#### AVAILABLE DATA

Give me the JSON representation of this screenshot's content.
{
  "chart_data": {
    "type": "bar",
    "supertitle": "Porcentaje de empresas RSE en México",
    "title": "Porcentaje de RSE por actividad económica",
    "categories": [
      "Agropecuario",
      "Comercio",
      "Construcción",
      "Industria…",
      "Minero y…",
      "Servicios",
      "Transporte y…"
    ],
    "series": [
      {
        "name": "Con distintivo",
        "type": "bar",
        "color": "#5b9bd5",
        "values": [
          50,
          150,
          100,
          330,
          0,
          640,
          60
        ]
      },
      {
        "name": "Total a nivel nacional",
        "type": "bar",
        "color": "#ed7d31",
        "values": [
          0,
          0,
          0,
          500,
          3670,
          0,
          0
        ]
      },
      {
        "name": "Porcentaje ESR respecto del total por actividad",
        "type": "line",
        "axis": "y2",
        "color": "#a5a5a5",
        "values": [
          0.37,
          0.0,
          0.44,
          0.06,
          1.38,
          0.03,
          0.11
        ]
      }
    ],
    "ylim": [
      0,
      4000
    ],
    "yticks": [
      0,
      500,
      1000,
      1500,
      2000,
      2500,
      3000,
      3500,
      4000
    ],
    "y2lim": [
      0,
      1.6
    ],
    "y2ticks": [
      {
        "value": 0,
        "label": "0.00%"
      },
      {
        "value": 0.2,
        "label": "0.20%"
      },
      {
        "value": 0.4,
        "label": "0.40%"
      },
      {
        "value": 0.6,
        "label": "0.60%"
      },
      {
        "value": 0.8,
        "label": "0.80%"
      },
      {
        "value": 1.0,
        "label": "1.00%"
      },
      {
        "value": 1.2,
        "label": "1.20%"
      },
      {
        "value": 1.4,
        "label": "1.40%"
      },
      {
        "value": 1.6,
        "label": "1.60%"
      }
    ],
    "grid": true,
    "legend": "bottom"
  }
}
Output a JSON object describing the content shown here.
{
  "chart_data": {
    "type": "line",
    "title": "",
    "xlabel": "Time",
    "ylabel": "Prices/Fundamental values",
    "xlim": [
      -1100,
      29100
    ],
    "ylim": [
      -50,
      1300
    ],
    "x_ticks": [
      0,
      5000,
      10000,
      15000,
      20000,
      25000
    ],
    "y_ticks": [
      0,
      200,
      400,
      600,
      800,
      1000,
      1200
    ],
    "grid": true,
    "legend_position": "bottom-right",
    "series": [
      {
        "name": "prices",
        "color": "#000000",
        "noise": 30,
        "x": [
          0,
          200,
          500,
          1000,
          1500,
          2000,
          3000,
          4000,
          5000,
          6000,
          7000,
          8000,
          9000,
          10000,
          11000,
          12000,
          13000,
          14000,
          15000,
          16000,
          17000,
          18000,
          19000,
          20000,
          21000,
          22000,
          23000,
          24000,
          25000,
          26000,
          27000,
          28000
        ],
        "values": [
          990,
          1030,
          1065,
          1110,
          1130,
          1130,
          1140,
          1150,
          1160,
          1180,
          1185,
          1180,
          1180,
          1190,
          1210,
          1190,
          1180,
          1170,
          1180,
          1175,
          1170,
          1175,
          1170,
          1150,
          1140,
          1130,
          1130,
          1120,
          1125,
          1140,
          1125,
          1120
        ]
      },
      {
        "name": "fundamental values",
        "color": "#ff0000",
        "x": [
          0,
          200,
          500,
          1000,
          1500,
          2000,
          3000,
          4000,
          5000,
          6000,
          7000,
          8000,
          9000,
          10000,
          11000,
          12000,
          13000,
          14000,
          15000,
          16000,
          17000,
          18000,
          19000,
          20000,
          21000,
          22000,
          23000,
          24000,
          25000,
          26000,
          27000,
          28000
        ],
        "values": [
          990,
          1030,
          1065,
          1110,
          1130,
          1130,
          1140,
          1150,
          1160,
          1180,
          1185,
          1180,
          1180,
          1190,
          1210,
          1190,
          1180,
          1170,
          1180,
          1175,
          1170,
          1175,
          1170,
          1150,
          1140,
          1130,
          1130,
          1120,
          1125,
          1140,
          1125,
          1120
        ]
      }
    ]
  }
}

########

**STATED EXERCISE:** Extract the complete listing verbatim.

**RESPONSE TO THE TASK:**
Give me the JSON representation of this screenshot's content.
{
  "chart_data": {
    "type": "bar",
    "supertitle": "Porcentaje de empresas RSE en México",
    "title": "Porcentaje de RSE por actividad económica",
    "categories": [
      "Agropecuario",
      "Comercio",
      "Construcción",
      "Industria…",
      "Minero y…",
      "Servicios",
      "Transporte y…"
    ],
    "series": [
      {
        "name": "Con distintivo",
        "type": "bar",
        "color": "#5b9bd5",
        "values": [
          50,
          150,
          100,
          330,
          0,
          640,
          60
        ]
      },
      {
        "name": "Total a nivel nacional",
        "type": "bar",
        "color": "#ed7d31",
        "values": [
          0,
          0,
          0,
          500,
          3670,
          0,
          0
        ]
      },
      {
        "name": "Porcentaje ESR respecto del total por actividad",
        "type": "line",
        "axis": "y2",
        "color": "#a5a5a5",
        "values": [
          0.37,
          0.0,
          0.44,
          0.06,
          1.38,
          0.03,
          0.11
        ]
      }
    ],
    "ylim": [
      0,
      4000
    ],
    "yticks": [
      0,
      500,
      1000,
      1500,
      2000,
      2500,
      3000,
      3500,
      4000
    ],
    "y2lim": [
      0,
      1.6
    ],
    "y2ticks": [
      {
        "value": 0,
        "label": "0.00%"
      },
      {
        "value": 0.2,
        "label": "0.20%"
      },
      {
        "value": 0.4,
        "label": "0.40%"
      },
      {
        "value": 0.6,
        "label": "0.60%"
      },
      {
        "value": 0.8,
        "label": "0.80%"
      },
      {
        "value": 1.0,
        "label": "1.00%"
      },
      {
        "value": 1.2,
        "label": "1.20%"
      },
      {
        "value": 1.4,
        "label": "1.40%"
      },
      {
        "value": 1.6,
        "label": "1.60%"
      }
    ],
    "grid": true,
    "legend": "bottom"
  }
}
Output a JSON object describing the content shown here.
{
  "chart_data": {
    "type": "line",
    "title": "",
    "xlabel": "Time",
    "ylabel": "Prices/Fundamental values",
    "xlim": [
      -1100,
      29100
    ],
    "ylim": [
      -50,
      1300
    ],
    "x_ticks": [
      0,
      5000,
      10000,
      15000,
      20000,
      25000
    ],
    "y_ticks": [
      0,
      200,
      400,
      600,
      800,
      1000,
      1200
    ],
    "grid": true,
    "legend_position": "bottom-right",
    "series": [
      {
        "name": "prices",
        "color": "#000000",
        "noise": 30,
        "x": [
          0,
          200,
          500,
          1000,
          1500,
          2000,
          3000,
          4000,
          5000,
          6000,
          7000,
          8000,
          9000,
          10000,
          11000,
          12000,
          13000,
          14000,
          15000,
          16000,
          17000,
          18000,
          19000,
          20000,
          21000,
          22000,
          23000,
          24000,
          25000,
          26000,
          27000,
          28000
        ],
        "values": [
          990,
          1030,
          1065,
          1110,
          1130,
          1130,
          1140,
          1150,
          1160,
          1180,
          1185,
          1180,
          1180,
          1190,
          1210,
          1190,
          1180,
          1170,
          1180,
          1175,
          1170,
          1175,
          1170,
          1150,
          1140,
          1130,
          1130,
          1120,
          1125,
          1140,
          1125,
          1120
        ]
      },
      {
        "name": "fundamental values",
        "color": "#ff0000",
        "x": [
          0,
          200,
          500,
          1000,
          1500,
          2000,
          3000,
          4000,
          5000,
          6000,
          7000,
          8000,
          9000,
          10000,
          11000,
          12000,
          13000,
          14000,
          15000,
          16000,
          17000,
          18000,
          19000,
          20000,
          21000,
          22000,
          23000,
          24000,
          25000,
          26000,
          27000,
          28000
        ],
        "values": [
          990,
          1030,
          1065,
          1110,
          1130,
          1130,
          1140,
          1150,
          1160,
          1180,
          1185,
          1180,
          1180,
          1190,
          1210,
          1190,
          1180,
          1170,
          1180,
          1175,
          1170,
          1175,
          1170,
          1150,
          1140,
          1130,
          1130,
          1120,
          1125,
          1140,
          1125,
          1120
        ]
      }
    ]
  }
}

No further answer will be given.